>>>>>
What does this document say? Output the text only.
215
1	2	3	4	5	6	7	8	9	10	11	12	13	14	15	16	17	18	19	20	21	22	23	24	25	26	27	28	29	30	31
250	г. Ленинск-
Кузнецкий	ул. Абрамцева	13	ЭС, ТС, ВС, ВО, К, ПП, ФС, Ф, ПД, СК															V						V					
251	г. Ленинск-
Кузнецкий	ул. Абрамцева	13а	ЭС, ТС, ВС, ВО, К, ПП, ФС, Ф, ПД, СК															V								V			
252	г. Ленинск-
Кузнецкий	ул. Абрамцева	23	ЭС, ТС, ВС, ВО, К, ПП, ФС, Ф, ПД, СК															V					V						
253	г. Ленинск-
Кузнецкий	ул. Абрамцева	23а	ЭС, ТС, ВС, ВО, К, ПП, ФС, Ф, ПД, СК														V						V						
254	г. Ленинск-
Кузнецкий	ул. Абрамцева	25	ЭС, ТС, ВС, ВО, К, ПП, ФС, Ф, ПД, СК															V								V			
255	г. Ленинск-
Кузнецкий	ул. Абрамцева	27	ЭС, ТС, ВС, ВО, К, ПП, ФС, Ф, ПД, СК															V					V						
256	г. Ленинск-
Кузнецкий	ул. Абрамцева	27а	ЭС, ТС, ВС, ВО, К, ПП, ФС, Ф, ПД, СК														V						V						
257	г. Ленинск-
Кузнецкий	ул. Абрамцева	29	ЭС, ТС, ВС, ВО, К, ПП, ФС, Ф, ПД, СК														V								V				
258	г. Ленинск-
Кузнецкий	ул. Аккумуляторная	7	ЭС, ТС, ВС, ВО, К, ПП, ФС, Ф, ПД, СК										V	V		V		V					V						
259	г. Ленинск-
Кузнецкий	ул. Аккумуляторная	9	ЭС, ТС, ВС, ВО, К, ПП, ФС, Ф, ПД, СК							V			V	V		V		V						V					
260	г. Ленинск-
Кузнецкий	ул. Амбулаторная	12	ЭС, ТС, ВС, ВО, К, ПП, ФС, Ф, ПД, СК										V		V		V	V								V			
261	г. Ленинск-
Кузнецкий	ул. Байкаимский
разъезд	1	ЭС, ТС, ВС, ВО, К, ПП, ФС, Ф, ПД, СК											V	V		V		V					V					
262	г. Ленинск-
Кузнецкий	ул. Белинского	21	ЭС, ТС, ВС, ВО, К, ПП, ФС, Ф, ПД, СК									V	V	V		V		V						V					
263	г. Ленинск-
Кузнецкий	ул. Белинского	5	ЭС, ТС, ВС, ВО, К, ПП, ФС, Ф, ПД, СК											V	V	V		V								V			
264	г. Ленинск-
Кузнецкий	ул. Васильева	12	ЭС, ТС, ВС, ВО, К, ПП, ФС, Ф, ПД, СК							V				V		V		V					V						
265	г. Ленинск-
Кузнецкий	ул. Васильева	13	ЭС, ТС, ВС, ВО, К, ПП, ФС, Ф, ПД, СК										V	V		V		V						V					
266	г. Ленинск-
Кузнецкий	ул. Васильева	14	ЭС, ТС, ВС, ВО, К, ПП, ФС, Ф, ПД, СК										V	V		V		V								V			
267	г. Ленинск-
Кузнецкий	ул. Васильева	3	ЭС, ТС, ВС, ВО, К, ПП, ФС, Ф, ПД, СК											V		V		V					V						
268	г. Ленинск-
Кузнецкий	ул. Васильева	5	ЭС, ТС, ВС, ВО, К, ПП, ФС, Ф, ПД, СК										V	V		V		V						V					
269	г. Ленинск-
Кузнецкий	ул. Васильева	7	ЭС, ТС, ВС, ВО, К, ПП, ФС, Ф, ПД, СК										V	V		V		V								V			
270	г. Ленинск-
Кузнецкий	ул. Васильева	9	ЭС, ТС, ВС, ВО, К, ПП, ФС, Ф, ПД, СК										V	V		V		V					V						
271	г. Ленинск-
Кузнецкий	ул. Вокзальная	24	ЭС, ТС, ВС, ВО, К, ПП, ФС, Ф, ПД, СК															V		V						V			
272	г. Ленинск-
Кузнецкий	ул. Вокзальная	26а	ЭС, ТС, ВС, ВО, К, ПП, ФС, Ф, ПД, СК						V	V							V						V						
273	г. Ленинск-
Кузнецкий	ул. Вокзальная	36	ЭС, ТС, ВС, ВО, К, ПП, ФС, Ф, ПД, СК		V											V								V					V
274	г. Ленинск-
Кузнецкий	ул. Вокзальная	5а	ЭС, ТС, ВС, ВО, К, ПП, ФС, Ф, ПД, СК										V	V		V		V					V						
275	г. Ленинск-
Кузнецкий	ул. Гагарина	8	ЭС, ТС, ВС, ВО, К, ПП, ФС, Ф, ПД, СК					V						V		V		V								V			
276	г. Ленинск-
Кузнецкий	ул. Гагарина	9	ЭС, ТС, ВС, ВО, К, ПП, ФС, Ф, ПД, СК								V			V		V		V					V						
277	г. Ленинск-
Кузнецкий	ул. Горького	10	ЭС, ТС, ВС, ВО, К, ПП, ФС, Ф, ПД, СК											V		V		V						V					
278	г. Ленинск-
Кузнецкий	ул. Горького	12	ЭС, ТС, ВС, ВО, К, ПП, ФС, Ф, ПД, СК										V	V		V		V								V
<<<<<
• **What the exercise asks**:
Copy all the records above exactly, missing none.

• **Solution**:
What does this document say? Output the text only.
215
1	2	3	4	5	6	7	8	9	10	11	12	13	14	15	16	17	18	19	20	21	22	23	24	25	26	27	28	29	30	31
250	г. Ленинск-
Кузнецкий	ул. Абрамцева	13	ЭС, ТС, ВС, ВО, К, ПП, ФС, Ф, ПД, СК															V						V					
251	г. Ленинск-
Кузнецкий	ул. Абрамцева	13а	ЭС, ТС, ВС, ВО, К, ПП, ФС, Ф, ПД, СК															V								V			
252	г. Ленинск-
Кузнецкий	ул. Абрамцева	23	ЭС, ТС, ВС, ВО, К, ПП, ФС, Ф, ПД, СК															V					V						
253	г. Ленинск-
Кузнецкий	ул. Абрамцева	23а	ЭС, ТС, ВС, ВО, К, ПП, ФС, Ф, ПД, СК														V						V						
254	г. Ленинск-
Кузнецкий	ул. Абрамцева	25	ЭС, ТС, ВС, ВО, К, ПП, ФС, Ф, ПД, СК															V								V			
255	г. Ленинск-
Кузнецкий	ул. Абрамцева	27	ЭС, ТС, ВС, ВО, К, ПП, ФС, Ф, ПД, СК															V					V						
256	г. Ленинск-
Кузнецкий	ул. Абрамцева	27а	ЭС, ТС, ВС, ВО, К, ПП, ФС, Ф, ПД, СК														V						V						
257	г. Ленинск-
Кузнецкий	ул. Абрамцева	29	ЭС, ТС, ВС, ВО, К, ПП, ФС, Ф, ПД, СК														V								V				
258	г. Ленинск-
Кузнецкий	ул. Аккумуляторная	7	ЭС, ТС, ВС, ВО, К, ПП, ФС, Ф, ПД, СК										V	V		V		V					V						
259	г. Ленинск-
Кузнецкий	ул. Аккумуляторная	9	ЭС, ТС, ВС, ВО, К, ПП, ФС, Ф, ПД, СК							V			V	V		V		V						V					
260	г. Ленинск-
Кузнецкий	ул. Амбулаторная	12	ЭС, ТС, ВС, ВО, К, ПП, ФС, Ф, ПД, СК										V		V		V	V								V			
261	г. Ленинск-
Кузнецкий	ул. Байкаимский
разъезд	1	ЭС, ТС, ВС, ВО, К, ПП, ФС, Ф, ПД, СК											V	V		V		V					V					
262	г. Ленинск-
Кузнецкий	ул. Белинского	21	ЭС, ТС, ВС, ВО, К, ПП, ФС, Ф, ПД, СК									V	V	V		V		V						V					
263	г. Ленинск-
Кузнецкий	ул. Белинского	5	ЭС, ТС, ВС, ВО, К, ПП, ФС, Ф, ПД, СК											V	V	V		V								V			
264	г. Ленинск-
Кузнецкий	ул. Васильева	12	ЭС, ТС, ВС, ВО, К, ПП, ФС, Ф, ПД, СК							V				V		V		V					V						
265	г. Ленинск-
Кузнецкий	ул. Васильева	13	ЭС, ТС, ВС, ВО, К, ПП, ФС, Ф, ПД, СК										V	V		V		V						V					
266	г. Ленинск-
Кузнецкий	ул. Васильева	14	ЭС, ТС, ВС, ВО, К, ПП, ФС, Ф, ПД, СК										V	V		V		V								V			
267	г. Ленинск-
Кузнецкий	ул. Васильева	3	ЭС, ТС, ВС, ВО, К, ПП, ФС, Ф, ПД, СК											V		V		V					V						
268	г. Ленинск-
Кузнецкий	ул. Васильева	5	ЭС, ТС, ВС, ВО, К, ПП, ФС, Ф, ПД, СК										V	V		V		V						V					
269	г. Ленинск-
Кузнецкий	ул. Васильева	7	ЭС, ТС, ВС, ВО, К, ПП, ФС, Ф, ПД, СК										V	V		V		V								V			
270	г. Ленинск-
Кузнецкий	ул. Васильева	9	ЭС, ТС, ВС, ВО, К, ПП, ФС, Ф, ПД, СК										V	V		V		V					V						
271	г. Ленинск-
Кузнецкий	ул. Вокзальная	24	ЭС, ТС, ВС, ВО, К, ПП, ФС, Ф, ПД, СК															V		V						V			
272	г. Ленинск-
Кузнецкий	ул. Вокзальная	26а	ЭС, ТС, ВС, ВО, К, ПП, ФС, Ф, ПД, СК						V	V							V						V						
273	г. Ленинск-
Кузнецкий	ул. Вокзальная	36	ЭС, ТС, ВС, ВО, К, ПП, ФС, Ф, ПД, СК		V											V								V					V
274	г. Ленинск-
Кузнецкий	ул. Вокзальная	5а	ЭС, ТС, ВС, ВО, К, ПП, ФС, Ф, ПД, СК										V	V		V		V					V						
275	г. Ленинск-
Кузнецкий	ул. Гагарина	8	ЭС, ТС, ВС, ВО, К, ПП, ФС, Ф, ПД, СК					V						V		V		V								V			
276	г. Ленинск-
Кузнецкий	ул. Гагарина	9	ЭС, ТС, ВС, ВО, К, ПП, ФС, Ф, ПД, СК								V			V		V		V					V						
277	г. Ленинск-
Кузнецкий	ул. Горького	10	ЭС, ТС, ВС, ВО, К, ПП, ФС, Ф, ПД, СК											V		V		V						V					
278	г. Ленинск-
Кузнецкий	ул. Горького	12	ЭС, ТС, ВС, ВО, К, ПП, ФС, Ф, ПД, СК										V	V		V		V								V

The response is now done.